■ **Given information**
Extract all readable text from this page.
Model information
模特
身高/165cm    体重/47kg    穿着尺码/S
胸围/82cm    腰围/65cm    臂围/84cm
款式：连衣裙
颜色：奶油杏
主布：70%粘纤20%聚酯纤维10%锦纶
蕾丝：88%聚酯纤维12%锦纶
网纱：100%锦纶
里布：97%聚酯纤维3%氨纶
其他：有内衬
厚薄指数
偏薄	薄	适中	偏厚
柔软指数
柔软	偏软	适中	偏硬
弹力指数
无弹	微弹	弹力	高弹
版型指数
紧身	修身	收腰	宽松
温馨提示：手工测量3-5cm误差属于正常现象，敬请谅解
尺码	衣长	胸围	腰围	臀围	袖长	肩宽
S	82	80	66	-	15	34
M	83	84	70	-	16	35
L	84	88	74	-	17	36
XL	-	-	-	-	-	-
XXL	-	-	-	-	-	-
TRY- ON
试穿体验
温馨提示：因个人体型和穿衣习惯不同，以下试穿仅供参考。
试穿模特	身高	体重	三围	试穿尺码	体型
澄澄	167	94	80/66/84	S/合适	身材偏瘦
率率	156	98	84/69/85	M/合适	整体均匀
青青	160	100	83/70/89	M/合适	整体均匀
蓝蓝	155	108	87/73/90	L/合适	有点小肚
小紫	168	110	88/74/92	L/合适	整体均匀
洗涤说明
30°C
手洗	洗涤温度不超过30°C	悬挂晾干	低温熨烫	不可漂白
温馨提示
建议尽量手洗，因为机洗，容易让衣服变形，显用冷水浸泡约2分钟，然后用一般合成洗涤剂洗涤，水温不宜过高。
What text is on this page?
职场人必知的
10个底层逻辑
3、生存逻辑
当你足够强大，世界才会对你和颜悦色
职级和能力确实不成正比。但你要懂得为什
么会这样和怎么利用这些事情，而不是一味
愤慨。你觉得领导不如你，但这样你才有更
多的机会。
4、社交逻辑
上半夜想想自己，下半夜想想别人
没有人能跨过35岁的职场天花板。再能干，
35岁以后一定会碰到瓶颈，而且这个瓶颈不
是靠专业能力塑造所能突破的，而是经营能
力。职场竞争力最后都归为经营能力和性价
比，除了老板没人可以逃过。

■ **Written problem**
Give back all the data exactly as written.

■ **Exercise solution**
Extract all readable text from this page.
Model information
模特
身高/165cm    体重/47kg    穿着尺码/S
胸围/82cm    腰围/65cm    臂围/84cm
款式：连衣裙
颜色：奶油杏
主布：70%粘纤20%聚酯纤维10%锦纶
蕾丝：88%聚酯纤维12%锦纶
网纱：100%锦纶
里布：97%聚酯纤维3%氨纶
其他：有内衬
厚薄指数
偏薄	薄	适中	偏厚
柔软指数
柔软	偏软	适中	偏硬
弹力指数
无弹	微弹	弹力	高弹
版型指数
紧身	修身	收腰	宽松
温馨提示：手工测量3-5cm误差属于正常现象，敬请谅解
尺码	衣长	胸围	腰围	臀围	袖长	肩宽
S	82	80	66	-	15	34
M	83	84	70	-	16	35
L	84	88	74	-	17	36
XL	-	-	-	-	-	-
XXL	-	-	-	-	-	-
TRY- ON
试穿体验
温馨提示：因个人体型和穿衣习惯不同，以下试穿仅供参考。
试穿模特	身高	体重	三围	试穿尺码	体型
澄澄	167	94	80/66/84	S/合适	身材偏瘦
率率	156	98	84/69/85	M/合适	整体均匀
青青	160	100	83/70/89	M/合适	整体均匀
蓝蓝	155	108	87/73/90	L/合适	有点小肚
小紫	168	110	88/74/92	L/合适	整体均匀
洗涤说明
30°C
手洗	洗涤温度不超过30°C	悬挂晾干	低温熨烫	不可漂白
温馨提示
建议尽量手洗，因为机洗，容易让衣服变形，显用冷水浸泡约2分钟，然后用一般合成洗涤剂洗涤，水温不宜过高。
What text is on this page?
职场人必知的
10个底层逻辑
3、生存逻辑
当你足够强大，世界才会对你和颜悦色
职级和能力确实不成正比。但你要懂得为什
么会这样和怎么利用这些事情，而不是一味
愤慨。你觉得领导不如你，但这样你才有更
多的机会。
4、社交逻辑
上半夜想想自己，下半夜想想别人
没有人能跨过35岁的职场天花板。再能干，
35岁以后一定会碰到瓶颈，而且这个瓶颈不
是靠专业能力塑造所能突破的，而是经营能
力。职场竞争力最后都归为经营能力和性价
比，除了老板没人可以逃过。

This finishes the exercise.